* [DATA TO USE]:
·····

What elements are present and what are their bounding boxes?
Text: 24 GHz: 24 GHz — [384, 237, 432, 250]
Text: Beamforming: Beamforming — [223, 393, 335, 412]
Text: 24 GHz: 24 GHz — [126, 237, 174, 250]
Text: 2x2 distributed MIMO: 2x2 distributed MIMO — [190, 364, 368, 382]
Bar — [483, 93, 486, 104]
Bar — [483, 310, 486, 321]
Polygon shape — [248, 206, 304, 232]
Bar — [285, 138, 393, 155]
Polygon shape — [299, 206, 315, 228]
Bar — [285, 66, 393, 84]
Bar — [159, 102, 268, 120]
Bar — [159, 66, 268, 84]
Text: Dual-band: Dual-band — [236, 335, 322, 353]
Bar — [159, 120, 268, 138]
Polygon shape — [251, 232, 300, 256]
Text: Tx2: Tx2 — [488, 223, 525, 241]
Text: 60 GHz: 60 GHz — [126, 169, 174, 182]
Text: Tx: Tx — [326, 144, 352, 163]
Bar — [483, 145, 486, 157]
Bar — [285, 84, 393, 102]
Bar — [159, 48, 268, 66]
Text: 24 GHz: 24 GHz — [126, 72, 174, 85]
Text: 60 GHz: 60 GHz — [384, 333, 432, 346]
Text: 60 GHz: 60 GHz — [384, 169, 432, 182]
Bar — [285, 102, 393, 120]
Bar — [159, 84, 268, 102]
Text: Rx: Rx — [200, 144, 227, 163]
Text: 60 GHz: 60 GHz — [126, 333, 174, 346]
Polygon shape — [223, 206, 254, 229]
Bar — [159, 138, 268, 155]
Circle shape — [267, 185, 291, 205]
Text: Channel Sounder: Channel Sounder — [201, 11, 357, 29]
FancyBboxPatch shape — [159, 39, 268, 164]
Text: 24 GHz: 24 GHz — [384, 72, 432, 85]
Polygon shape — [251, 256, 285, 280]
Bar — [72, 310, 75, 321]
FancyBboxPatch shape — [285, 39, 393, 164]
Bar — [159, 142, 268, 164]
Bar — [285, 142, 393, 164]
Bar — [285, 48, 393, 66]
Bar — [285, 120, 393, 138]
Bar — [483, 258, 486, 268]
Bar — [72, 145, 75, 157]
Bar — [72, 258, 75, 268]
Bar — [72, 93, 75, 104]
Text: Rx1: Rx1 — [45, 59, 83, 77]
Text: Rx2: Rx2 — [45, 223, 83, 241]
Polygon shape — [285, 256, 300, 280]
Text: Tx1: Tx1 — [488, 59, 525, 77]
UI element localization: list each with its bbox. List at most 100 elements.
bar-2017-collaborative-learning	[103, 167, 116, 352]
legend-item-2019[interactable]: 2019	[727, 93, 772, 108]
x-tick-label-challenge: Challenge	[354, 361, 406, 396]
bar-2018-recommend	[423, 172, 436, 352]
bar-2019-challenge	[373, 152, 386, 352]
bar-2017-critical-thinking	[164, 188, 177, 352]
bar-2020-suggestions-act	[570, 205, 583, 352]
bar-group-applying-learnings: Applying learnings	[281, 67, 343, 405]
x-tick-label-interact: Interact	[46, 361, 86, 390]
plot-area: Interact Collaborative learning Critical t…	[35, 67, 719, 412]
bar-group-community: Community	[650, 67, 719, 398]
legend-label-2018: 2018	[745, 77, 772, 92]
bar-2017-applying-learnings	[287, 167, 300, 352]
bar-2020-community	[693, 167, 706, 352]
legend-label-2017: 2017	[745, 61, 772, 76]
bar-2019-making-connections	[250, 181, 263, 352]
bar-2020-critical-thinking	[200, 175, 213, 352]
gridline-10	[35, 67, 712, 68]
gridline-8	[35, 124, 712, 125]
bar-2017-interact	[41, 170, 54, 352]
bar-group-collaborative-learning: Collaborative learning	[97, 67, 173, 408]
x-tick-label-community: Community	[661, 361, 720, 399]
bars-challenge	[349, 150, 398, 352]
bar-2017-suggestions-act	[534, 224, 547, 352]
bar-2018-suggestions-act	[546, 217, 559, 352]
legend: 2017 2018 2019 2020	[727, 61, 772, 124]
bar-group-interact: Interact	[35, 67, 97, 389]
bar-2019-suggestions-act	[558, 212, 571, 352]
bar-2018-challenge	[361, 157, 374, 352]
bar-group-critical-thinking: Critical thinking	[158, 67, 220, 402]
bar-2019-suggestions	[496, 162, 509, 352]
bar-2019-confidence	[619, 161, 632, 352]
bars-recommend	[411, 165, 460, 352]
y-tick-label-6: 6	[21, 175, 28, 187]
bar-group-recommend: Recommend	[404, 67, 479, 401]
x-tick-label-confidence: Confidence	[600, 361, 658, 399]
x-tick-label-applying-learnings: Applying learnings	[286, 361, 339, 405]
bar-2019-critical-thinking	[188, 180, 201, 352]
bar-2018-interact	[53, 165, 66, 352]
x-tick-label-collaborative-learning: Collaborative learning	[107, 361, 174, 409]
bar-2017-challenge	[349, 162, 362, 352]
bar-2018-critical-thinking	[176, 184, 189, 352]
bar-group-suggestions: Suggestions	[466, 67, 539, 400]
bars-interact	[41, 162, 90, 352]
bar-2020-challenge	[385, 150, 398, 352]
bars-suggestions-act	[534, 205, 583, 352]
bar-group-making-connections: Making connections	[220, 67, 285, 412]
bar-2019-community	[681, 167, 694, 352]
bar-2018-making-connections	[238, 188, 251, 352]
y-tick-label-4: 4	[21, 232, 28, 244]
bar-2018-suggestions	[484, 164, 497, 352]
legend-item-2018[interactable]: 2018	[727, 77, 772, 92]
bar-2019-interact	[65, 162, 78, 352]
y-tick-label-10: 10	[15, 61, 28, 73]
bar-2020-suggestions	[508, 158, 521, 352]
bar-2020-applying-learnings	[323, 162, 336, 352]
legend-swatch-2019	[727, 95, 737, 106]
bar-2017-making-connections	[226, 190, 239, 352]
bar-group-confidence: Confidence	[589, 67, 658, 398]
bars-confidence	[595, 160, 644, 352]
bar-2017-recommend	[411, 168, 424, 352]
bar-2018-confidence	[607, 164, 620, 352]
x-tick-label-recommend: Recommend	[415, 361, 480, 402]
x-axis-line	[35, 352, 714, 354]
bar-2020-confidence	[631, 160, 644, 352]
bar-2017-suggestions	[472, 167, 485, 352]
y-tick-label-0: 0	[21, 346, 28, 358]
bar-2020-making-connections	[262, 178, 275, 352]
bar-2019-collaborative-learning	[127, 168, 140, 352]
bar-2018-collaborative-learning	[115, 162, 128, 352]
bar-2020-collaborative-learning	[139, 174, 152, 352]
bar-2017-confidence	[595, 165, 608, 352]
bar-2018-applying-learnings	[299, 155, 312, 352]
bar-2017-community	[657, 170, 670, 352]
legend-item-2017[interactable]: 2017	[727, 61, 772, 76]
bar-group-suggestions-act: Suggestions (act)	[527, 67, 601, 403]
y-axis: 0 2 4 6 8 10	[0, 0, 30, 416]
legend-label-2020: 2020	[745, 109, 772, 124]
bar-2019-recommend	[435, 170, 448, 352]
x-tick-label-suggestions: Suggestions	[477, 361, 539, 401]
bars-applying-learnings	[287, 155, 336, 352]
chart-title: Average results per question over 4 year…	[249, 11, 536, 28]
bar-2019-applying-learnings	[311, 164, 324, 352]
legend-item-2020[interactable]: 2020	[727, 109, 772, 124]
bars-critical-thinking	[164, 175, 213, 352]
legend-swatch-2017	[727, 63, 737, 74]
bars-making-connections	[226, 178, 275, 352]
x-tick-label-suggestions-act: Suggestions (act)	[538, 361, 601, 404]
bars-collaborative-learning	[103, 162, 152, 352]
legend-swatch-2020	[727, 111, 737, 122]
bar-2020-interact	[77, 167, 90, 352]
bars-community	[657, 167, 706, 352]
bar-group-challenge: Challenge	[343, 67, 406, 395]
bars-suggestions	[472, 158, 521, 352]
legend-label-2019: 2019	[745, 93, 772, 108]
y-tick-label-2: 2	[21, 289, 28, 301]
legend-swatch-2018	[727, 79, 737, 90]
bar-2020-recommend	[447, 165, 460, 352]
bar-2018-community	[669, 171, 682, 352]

·····

* [AIM OF THE TASK]: Count the lines in the rows above that contain the string "interactable". Give only the number.

* [RESULT OF THE EXERCISE]: 4